WHAT YOU SHOULD DO
Below are the records. Gather each line that holds "ylabel".

PROVIDED INFORMATION
******

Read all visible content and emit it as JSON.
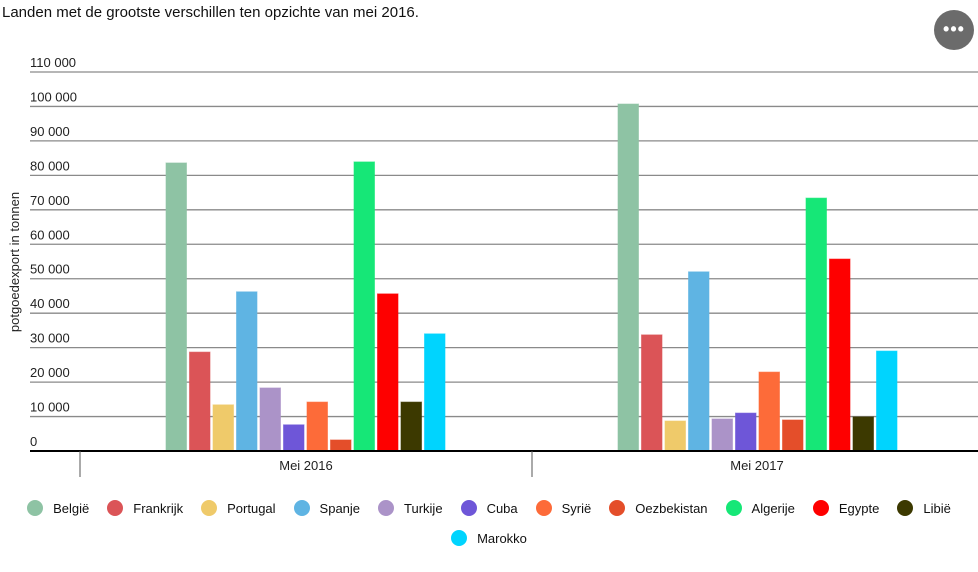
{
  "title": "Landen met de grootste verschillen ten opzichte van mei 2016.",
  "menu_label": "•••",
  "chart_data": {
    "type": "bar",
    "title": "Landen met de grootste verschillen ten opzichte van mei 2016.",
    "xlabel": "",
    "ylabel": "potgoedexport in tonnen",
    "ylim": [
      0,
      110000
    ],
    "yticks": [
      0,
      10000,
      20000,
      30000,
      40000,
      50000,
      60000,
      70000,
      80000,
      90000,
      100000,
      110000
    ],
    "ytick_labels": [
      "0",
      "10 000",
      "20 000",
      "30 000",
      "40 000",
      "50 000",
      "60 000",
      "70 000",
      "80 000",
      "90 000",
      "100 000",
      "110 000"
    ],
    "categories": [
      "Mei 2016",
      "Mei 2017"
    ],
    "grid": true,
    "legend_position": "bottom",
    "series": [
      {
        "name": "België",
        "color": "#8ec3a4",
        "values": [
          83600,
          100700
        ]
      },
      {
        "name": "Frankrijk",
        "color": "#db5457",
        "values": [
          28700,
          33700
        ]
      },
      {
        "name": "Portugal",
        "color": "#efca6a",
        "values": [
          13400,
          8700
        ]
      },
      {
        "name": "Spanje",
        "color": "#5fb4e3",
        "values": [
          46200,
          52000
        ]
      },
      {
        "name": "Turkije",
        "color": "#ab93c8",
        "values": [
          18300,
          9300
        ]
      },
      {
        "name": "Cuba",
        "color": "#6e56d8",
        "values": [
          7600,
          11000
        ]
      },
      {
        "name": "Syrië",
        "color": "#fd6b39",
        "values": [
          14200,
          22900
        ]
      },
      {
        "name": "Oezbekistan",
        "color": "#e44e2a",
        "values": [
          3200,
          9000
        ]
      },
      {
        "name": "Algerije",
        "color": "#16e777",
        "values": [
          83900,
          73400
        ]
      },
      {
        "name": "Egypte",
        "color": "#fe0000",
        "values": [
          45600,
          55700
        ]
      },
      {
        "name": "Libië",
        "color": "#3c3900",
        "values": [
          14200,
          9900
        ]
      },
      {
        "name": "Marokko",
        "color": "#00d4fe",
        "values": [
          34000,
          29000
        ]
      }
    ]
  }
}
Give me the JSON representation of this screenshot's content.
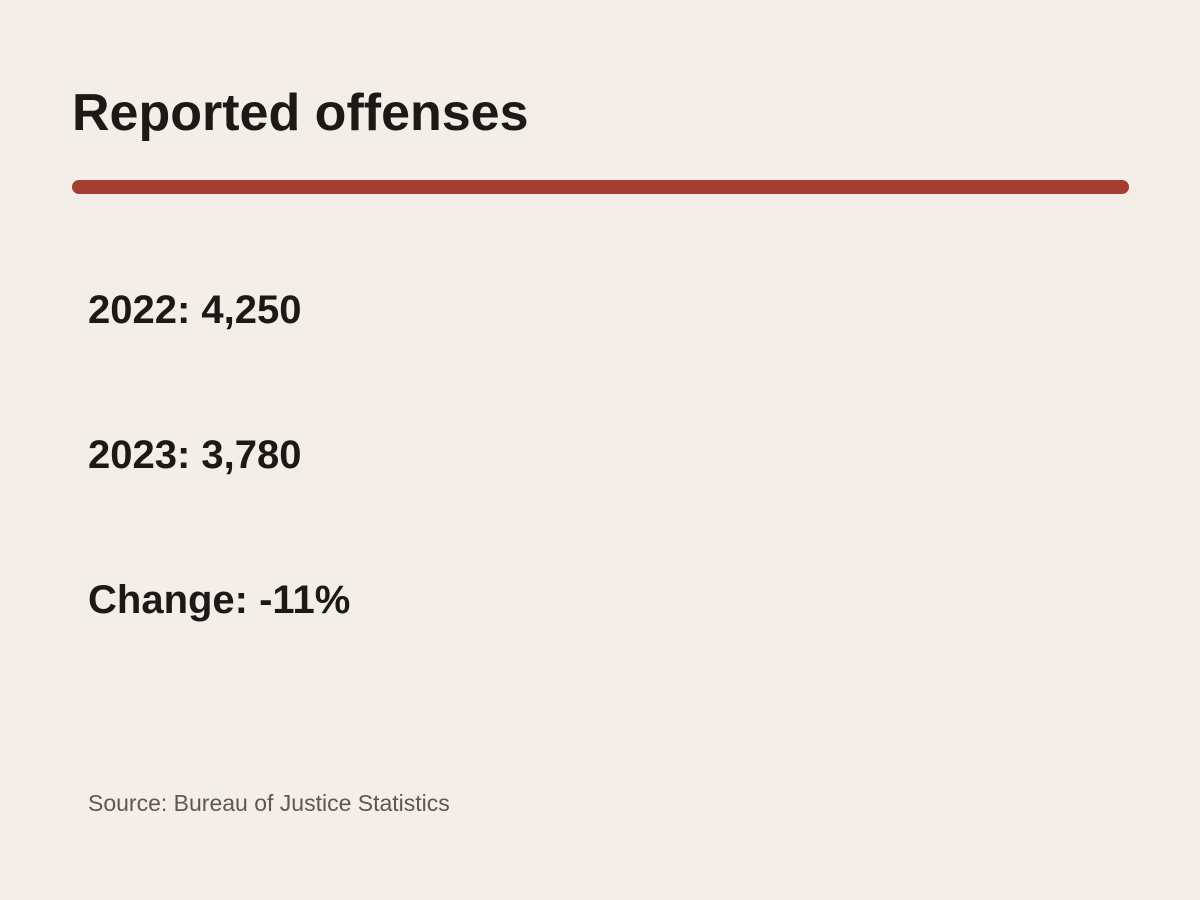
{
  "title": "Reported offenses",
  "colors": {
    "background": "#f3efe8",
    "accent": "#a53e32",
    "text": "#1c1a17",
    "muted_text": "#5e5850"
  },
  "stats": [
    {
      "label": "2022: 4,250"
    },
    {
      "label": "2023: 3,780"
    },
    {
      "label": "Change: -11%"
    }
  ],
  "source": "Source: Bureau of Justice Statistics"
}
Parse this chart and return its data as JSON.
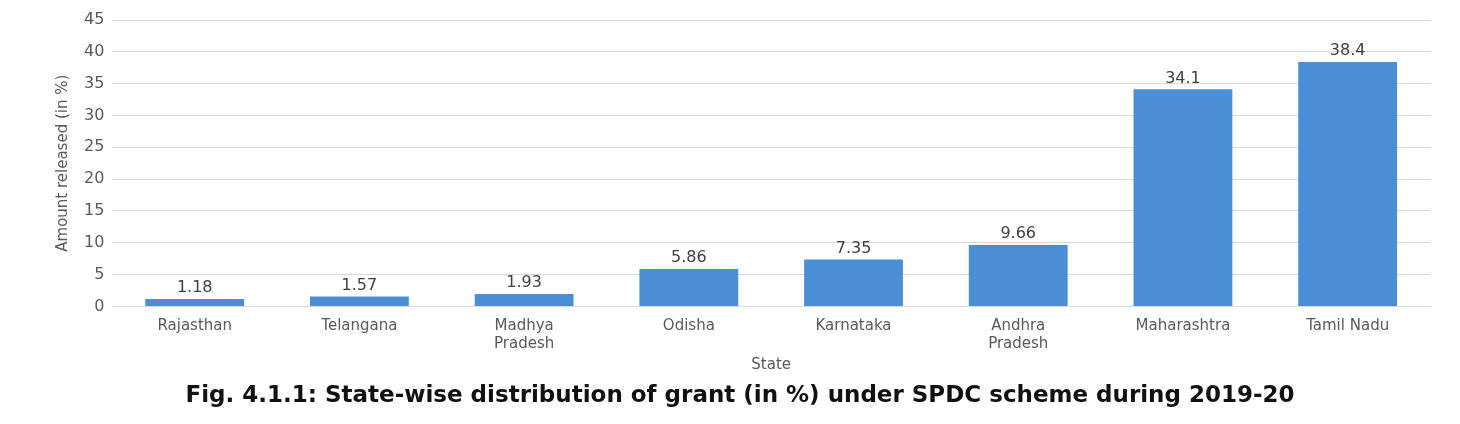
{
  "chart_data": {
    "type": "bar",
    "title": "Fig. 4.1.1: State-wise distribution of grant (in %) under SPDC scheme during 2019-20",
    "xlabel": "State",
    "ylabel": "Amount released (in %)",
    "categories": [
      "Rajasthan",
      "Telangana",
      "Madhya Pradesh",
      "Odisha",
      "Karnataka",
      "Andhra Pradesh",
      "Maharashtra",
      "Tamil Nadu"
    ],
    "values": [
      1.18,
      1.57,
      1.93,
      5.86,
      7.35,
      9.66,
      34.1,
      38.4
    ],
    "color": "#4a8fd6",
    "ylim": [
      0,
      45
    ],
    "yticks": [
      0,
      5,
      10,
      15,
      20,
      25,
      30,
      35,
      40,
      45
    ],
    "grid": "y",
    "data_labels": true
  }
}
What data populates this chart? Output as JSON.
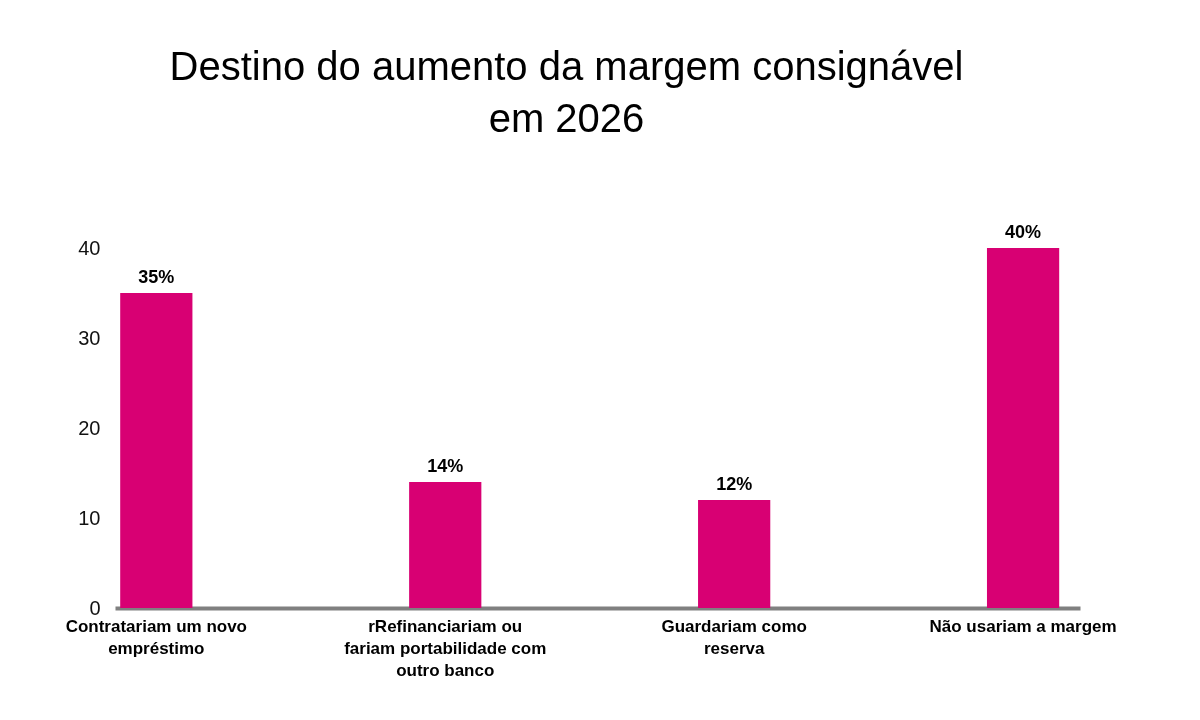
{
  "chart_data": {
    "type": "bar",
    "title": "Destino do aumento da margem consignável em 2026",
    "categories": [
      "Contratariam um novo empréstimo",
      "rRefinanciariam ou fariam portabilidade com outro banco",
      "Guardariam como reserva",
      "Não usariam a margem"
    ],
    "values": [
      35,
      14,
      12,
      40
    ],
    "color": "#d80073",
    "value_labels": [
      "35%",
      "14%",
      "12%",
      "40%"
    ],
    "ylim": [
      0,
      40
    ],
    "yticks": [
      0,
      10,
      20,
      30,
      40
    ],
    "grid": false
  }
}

******

SOLUTION TO THIS TASK
    "ylabel": "potgoedexport in tonnen",
    "ylabel": "Amount released (in %)",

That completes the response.